◆ Dataset rows
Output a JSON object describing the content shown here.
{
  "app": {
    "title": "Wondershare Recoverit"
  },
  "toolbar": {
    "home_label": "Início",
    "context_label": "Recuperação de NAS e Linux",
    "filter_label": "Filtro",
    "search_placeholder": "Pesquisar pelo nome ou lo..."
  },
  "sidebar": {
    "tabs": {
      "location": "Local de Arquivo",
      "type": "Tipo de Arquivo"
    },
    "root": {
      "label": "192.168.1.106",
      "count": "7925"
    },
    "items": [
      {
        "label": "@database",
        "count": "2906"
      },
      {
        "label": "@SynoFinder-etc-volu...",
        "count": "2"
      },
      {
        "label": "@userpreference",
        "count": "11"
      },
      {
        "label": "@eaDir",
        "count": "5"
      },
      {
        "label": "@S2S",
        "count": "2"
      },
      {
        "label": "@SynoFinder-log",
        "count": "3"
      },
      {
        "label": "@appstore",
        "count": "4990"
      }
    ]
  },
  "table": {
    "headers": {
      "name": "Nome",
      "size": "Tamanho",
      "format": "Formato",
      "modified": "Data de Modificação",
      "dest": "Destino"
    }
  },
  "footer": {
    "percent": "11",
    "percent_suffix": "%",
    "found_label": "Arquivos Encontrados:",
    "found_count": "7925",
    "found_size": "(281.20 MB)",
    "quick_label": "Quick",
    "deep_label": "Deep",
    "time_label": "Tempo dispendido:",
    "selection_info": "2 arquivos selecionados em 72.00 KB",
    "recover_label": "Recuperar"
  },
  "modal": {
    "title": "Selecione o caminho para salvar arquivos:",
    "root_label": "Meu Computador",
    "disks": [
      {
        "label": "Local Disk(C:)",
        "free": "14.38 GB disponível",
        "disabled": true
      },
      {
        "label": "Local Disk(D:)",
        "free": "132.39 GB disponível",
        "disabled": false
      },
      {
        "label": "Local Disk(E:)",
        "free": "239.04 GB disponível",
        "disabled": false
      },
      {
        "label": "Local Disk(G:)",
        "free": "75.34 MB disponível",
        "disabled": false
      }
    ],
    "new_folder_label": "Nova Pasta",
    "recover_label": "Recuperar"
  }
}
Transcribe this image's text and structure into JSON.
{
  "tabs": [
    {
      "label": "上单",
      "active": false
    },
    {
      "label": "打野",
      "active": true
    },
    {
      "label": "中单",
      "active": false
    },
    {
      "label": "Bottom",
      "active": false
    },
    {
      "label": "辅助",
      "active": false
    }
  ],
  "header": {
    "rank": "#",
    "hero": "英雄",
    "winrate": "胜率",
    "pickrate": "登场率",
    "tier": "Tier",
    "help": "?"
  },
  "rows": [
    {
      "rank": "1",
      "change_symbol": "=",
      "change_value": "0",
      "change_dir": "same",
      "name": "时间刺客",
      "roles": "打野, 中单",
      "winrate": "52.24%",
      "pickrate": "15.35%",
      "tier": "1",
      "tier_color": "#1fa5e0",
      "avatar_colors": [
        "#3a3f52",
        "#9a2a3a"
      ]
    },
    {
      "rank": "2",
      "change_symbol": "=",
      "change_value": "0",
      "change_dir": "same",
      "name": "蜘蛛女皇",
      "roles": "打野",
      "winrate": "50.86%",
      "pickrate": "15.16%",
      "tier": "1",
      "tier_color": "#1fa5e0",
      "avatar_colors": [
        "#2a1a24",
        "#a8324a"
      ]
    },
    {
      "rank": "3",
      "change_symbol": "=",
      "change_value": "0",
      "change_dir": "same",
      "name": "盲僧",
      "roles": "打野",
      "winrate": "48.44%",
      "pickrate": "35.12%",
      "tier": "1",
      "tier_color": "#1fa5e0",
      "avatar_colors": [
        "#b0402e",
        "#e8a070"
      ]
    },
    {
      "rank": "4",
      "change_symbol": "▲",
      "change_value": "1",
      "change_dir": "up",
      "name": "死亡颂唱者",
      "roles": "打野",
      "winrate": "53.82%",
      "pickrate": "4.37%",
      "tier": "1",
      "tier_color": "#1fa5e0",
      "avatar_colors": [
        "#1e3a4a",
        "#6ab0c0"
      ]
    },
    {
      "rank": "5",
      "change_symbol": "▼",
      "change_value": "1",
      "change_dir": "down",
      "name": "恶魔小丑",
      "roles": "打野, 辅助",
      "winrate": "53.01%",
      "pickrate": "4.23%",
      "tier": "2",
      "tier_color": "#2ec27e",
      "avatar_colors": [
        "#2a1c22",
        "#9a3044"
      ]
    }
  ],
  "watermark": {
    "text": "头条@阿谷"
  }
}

◆ Set problem
Every line of the records that includes the word "title" should be gathered.

◆ Complete answer
    "title": "Wondershare Recoverit"
    "title": "Selecione o caminho para salvar arquivos:",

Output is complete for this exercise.